The exercise ▸ Report each line of the data that includes the word "countertops".

Task data ▸
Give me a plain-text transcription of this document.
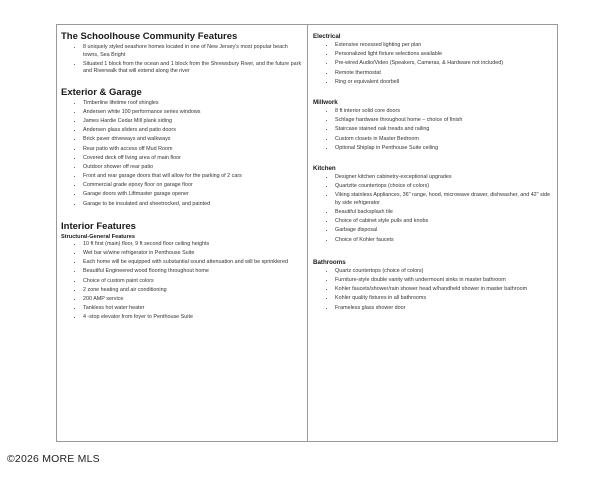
The Schoolhouse Community Features
• 8 uniquely styled seashore homes located in one of New Jersey's most popular beach towns, Sea Bright
• Situated 1 block from the ocean and 1 block from the Shrewsbury River, and the future park and Riverwalk that will extend along the river
Exterior & Garage
• Timberline lifetime roof shingles
• Andersen white 100 performance series windows
• James Hardie Cedar Mill plank siding
• Andersen glass sliders and patio doors
• Brick paver driveways and walkways
• Rear patio with access off Mud Room
• Covered deck off living area of main floor
• Outdoor shower off rear patio
• Front and rear garage doors that will allow for the parking of 2 cars
• Commercial grade epoxy floor on garage floor
• Garage doors with Liftmaster garage opener
• Garage to be insulated and sheetrocked, and painted
Interior Features
Structural-General Features
• 10 ft first (main) floor, 9 ft second floor ceiling heights
• Wet bar w/wine refrigerator in Penthouse Suite
• Each home will be equipped with substantial sound attenuation and will be sprinklered
• Beautiful Engineered wood flooring throughout home
• Choice of custom paint colors
• 2 zone heating and air conditioning
• 200 AMP service
• Tankless hot water heater
• 4 -stop elevator from foyer to Penthouse Suite
Electrical
• Extensive recessed lighting per plan
• Personalized light fixture selections available
• Pre-wired Audio/Video (Speakers, Cameras, & Hardware not included)
• Remote thermostat
• Ring or equivalent doorbell
Millwork
• 8 ft interior solid core doors
• Schlage hardware throughout home – choice of finish
• Staircase stained oak treads and railing
• Custom closets in Master Bedroom
• Optional Shiplap in Penthouse Suite ceiling
Kitchen
• Designer kitchen cabinetry-exceptional upgrades
• Quartzite countertops (choice of colors)
• Viking stainless Appliances, 36" range, hood, microwave drawer, dishwasher, and 42" side by side refrigerator
• Beautiful backsplash tile
• Choice of cabinet style pulls and knobs
• Garbage disposal
• Choice of Kohler faucets
Bathrooms
• Quartz countertops (choice of colors)
• Furniture-style double vanity with undermount sinks in master bathroom
• Kohler faucets/shower/rain shower head w/handheld shower in master bathroom
• Kohler quality fixtures in all bathrooms
• Frameless glass shower door
©2026 MORE MLS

The response ▸
• Quartzite countertops (choice of colors)
• Quartz countertops (choice of colors)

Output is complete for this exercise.